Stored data
• • • • •
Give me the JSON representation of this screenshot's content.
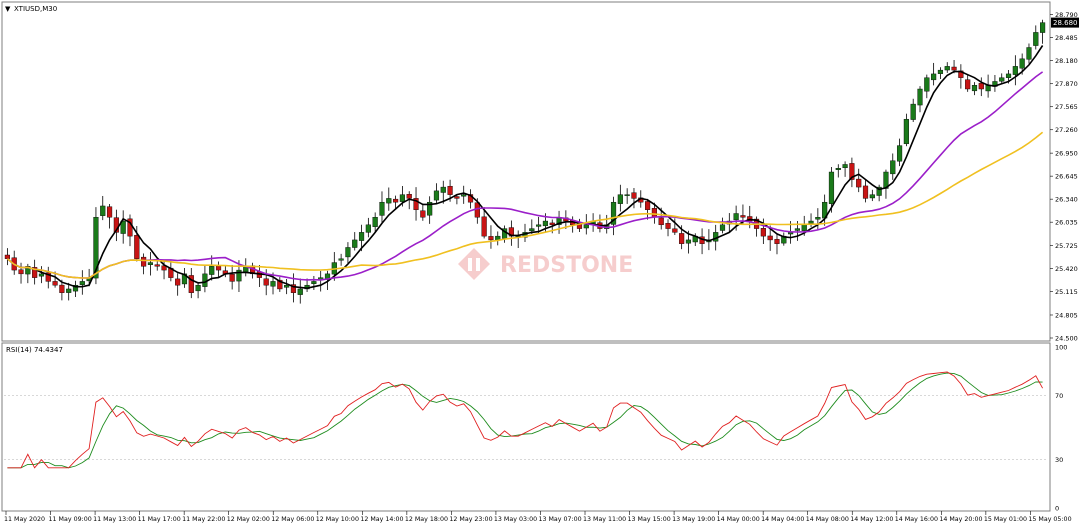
{
  "window": {
    "symbol_label": "XTIUSD,M30",
    "dropdown_glyph": "▼"
  },
  "watermark": {
    "text": "REDSTONE"
  },
  "price_panel": {
    "price_ticks": [
      "28.790",
      "28.485",
      "28.180",
      "27.870",
      "27.565",
      "27.260",
      "26.950",
      "26.645",
      "26.340",
      "26.035",
      "25.725",
      "25.420",
      "25.115",
      "24.805",
      "24.500"
    ],
    "current_price": "28.680",
    "current_price_value": 28.68,
    "ylim": [
      24.5,
      28.9
    ]
  },
  "rsi_panel": {
    "label": "RSI(14) 74.4347",
    "ticks": [
      "100",
      "70",
      "30",
      "0"
    ],
    "levels": [
      70,
      30
    ]
  },
  "x_axis": {
    "labels": [
      "11 May 2020",
      "11 May 09:00",
      "11 May 13:00",
      "11 May 17:00",
      "11 May 22:00",
      "12 May 02:00",
      "12 May 06:00",
      "12 May 10:00",
      "12 May 14:00",
      "12 May 18:00",
      "12 May 23:00",
      "13 May 03:00",
      "13 May 07:00",
      "13 May 11:00",
      "13 May 15:00",
      "13 May 19:00",
      "14 May 00:00",
      "14 May 04:00",
      "14 May 08:00",
      "14 May 12:00",
      "14 May 16:00",
      "14 May 20:00",
      "15 May 01:00",
      "15 May 05:00"
    ]
  },
  "colors": {
    "bull": "#1a7a1a",
    "bear": "#c81414",
    "ma_fast": "#000000",
    "ma_mid": "#9b1fc9",
    "ma_slow": "#f0c020",
    "rsi_line": "#e02020",
    "rsi_signal": "#1e8c1e",
    "price_box": "#000000",
    "watermark": "#f0a6a6"
  },
  "chart_data": {
    "type": "candlestick",
    "series": [
      {
        "name": "price",
        "values": [
          25.55,
          25.4,
          25.35,
          25.45,
          25.3,
          25.35,
          25.25,
          25.2,
          25.1,
          25.15,
          25.2,
          25.25,
          25.3,
          26.1,
          26.25,
          26.1,
          25.9,
          26.05,
          25.85,
          25.55,
          25.45,
          25.5,
          25.45,
          25.4,
          25.3,
          25.2,
          25.35,
          25.1,
          25.2,
          25.35,
          25.45,
          25.4,
          25.35,
          25.25,
          25.4,
          25.45,
          25.35,
          25.3,
          25.2,
          25.25,
          25.15,
          25.2,
          25.1,
          25.15,
          25.2,
          25.25,
          25.3,
          25.35,
          25.5,
          25.55,
          25.7,
          25.8,
          25.9,
          26.0,
          26.1,
          26.3,
          26.35,
          26.3,
          26.4,
          26.35,
          26.2,
          26.1,
          26.3,
          26.45,
          26.5,
          26.4,
          26.35,
          26.4,
          26.3,
          26.1,
          25.85,
          25.8,
          25.85,
          25.95,
          25.85,
          25.85,
          25.9,
          25.95,
          26.0,
          26.05,
          26.0,
          26.1,
          26.05,
          26.0,
          25.95,
          26.0,
          26.05,
          25.95,
          26.0,
          26.3,
          26.4,
          26.4,
          26.35,
          26.3,
          26.2,
          26.1,
          26.0,
          25.95,
          25.9,
          25.75,
          25.8,
          25.85,
          25.75,
          25.8,
          25.9,
          26.0,
          26.05,
          26.15,
          26.1,
          26.05,
          25.95,
          25.85,
          25.8,
          25.75,
          25.85,
          25.9,
          25.95,
          26.0,
          26.05,
          26.1,
          26.3,
          26.7,
          26.75,
          26.8,
          26.6,
          26.5,
          26.35,
          26.4,
          26.5,
          26.7,
          26.85,
          27.05,
          27.4,
          27.6,
          27.8,
          27.95,
          28.0,
          28.05,
          28.1,
          28.05,
          27.95,
          27.8,
          27.85,
          27.8,
          27.85,
          27.9,
          27.95,
          28.0,
          28.1,
          28.2,
          28.35,
          28.55,
          28.68
        ]
      }
    ],
    "overlays": [
      {
        "name": "MA fast",
        "period": 5
      },
      {
        "name": "MA mid",
        "period": 20
      },
      {
        "name": "MA slow",
        "period": 40
      }
    ],
    "indicator": {
      "name": "RSI(14)",
      "last_value": 74.4347,
      "ylim": [
        0,
        100
      ],
      "levels": [
        70,
        30
      ]
    }
  }
}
• • • • •
What the task requires
Leave images out of the retyped records; keep all else exact.

Solution for this problem
Give me the JSON representation of this screenshot's content.
{
  "window": {
    "symbol_label": "XTIUSD,M30",
    "dropdown_glyph": "▼"
  },
  "watermark": {
    "text": "REDSTONE"
  },
  "price_panel": {
    "price_ticks": [
      "28.790",
      "28.485",
      "28.180",
      "27.870",
      "27.565",
      "27.260",
      "26.950",
      "26.645",
      "26.340",
      "26.035",
      "25.725",
      "25.420",
      "25.115",
      "24.805",
      "24.500"
    ],
    "current_price": "28.680",
    "current_price_value": 28.68,
    "ylim": [
      24.5,
      28.9
    ]
  },
  "rsi_panel": {
    "label": "RSI(14) 74.4347",
    "ticks": [
      "100",
      "70",
      "30",
      "0"
    ],
    "levels": [
      70,
      30
    ]
  },
  "x_axis": {
    "labels": [
      "11 May 2020",
      "11 May 09:00",
      "11 May 13:00",
      "11 May 17:00",
      "11 May 22:00",
      "12 May 02:00",
      "12 May 06:00",
      "12 May 10:00",
      "12 May 14:00",
      "12 May 18:00",
      "12 May 23:00",
      "13 May 03:00",
      "13 May 07:00",
      "13 May 11:00",
      "13 May 15:00",
      "13 May 19:00",
      "14 May 00:00",
      "14 May 04:00",
      "14 May 08:00",
      "14 May 12:00",
      "14 May 16:00",
      "14 May 20:00",
      "15 May 01:00",
      "15 May 05:00"
    ]
  },
  "colors": {
    "bull": "#1a7a1a",
    "bear": "#c81414",
    "ma_fast": "#000000",
    "ma_mid": "#9b1fc9",
    "ma_slow": "#f0c020",
    "rsi_line": "#e02020",
    "rsi_signal": "#1e8c1e",
    "price_box": "#000000",
    "watermark": "#f0a6a6"
  },
  "chart_data": {
    "type": "candlestick",
    "series": [
      {
        "name": "price",
        "values": [
          25.55,
          25.4,
          25.35,
          25.45,
          25.3,
          25.35,
          25.25,
          25.2,
          25.1,
          25.15,
          25.2,
          25.25,
          25.3,
          26.1,
          26.25,
          26.1,
          25.9,
          26.05,
          25.85,
          25.55,
          25.45,
          25.5,
          25.45,
          25.4,
          25.3,
          25.2,
          25.35,
          25.1,
          25.2,
          25.35,
          25.45,
          25.4,
          25.35,
          25.25,
          25.4,
          25.45,
          25.35,
          25.3,
          25.2,
          25.25,
          25.15,
          25.2,
          25.1,
          25.15,
          25.2,
          25.25,
          25.3,
          25.35,
          25.5,
          25.55,
          25.7,
          25.8,
          25.9,
          26.0,
          26.1,
          26.3,
          26.35,
          26.3,
          26.4,
          26.35,
          26.2,
          26.1,
          26.3,
          26.45,
          26.5,
          26.4,
          26.35,
          26.4,
          26.3,
          26.1,
          25.85,
          25.8,
          25.85,
          25.95,
          25.85,
          25.85,
          25.9,
          25.95,
          26.0,
          26.05,
          26.0,
          26.1,
          26.05,
          26.0,
          25.95,
          26.0,
          26.05,
          25.95,
          26.0,
          26.3,
          26.4,
          26.4,
          26.35,
          26.3,
          26.2,
          26.1,
          26.0,
          25.95,
          25.9,
          25.75,
          25.8,
          25.85,
          25.75,
          25.8,
          25.9,
          26.0,
          26.05,
          26.15,
          26.1,
          26.05,
          25.95,
          25.85,
          25.8,
          25.75,
          25.85,
          25.9,
          25.95,
          26.0,
          26.05,
          26.1,
          26.3,
          26.7,
          26.75,
          26.8,
          26.6,
          26.5,
          26.35,
          26.4,
          26.5,
          26.7,
          26.85,
          27.05,
          27.4,
          27.6,
          27.8,
          27.95,
          28.0,
          28.05,
          28.1,
          28.05,
          27.95,
          27.8,
          27.85,
          27.8,
          27.85,
          27.9,
          27.95,
          28.0,
          28.1,
          28.2,
          28.35,
          28.55,
          28.68
        ]
      }
    ],
    "overlays": [
      {
        "name": "MA fast",
        "period": 5
      },
      {
        "name": "MA mid",
        "period": 20
      },
      {
        "name": "MA slow",
        "period": 40
      }
    ],
    "indicator": {
      "name": "RSI(14)",
      "last_value": 74.4347,
      "ylim": [
        0,
        100
      ],
      "levels": [
        70,
        30
      ]
    }
  }
}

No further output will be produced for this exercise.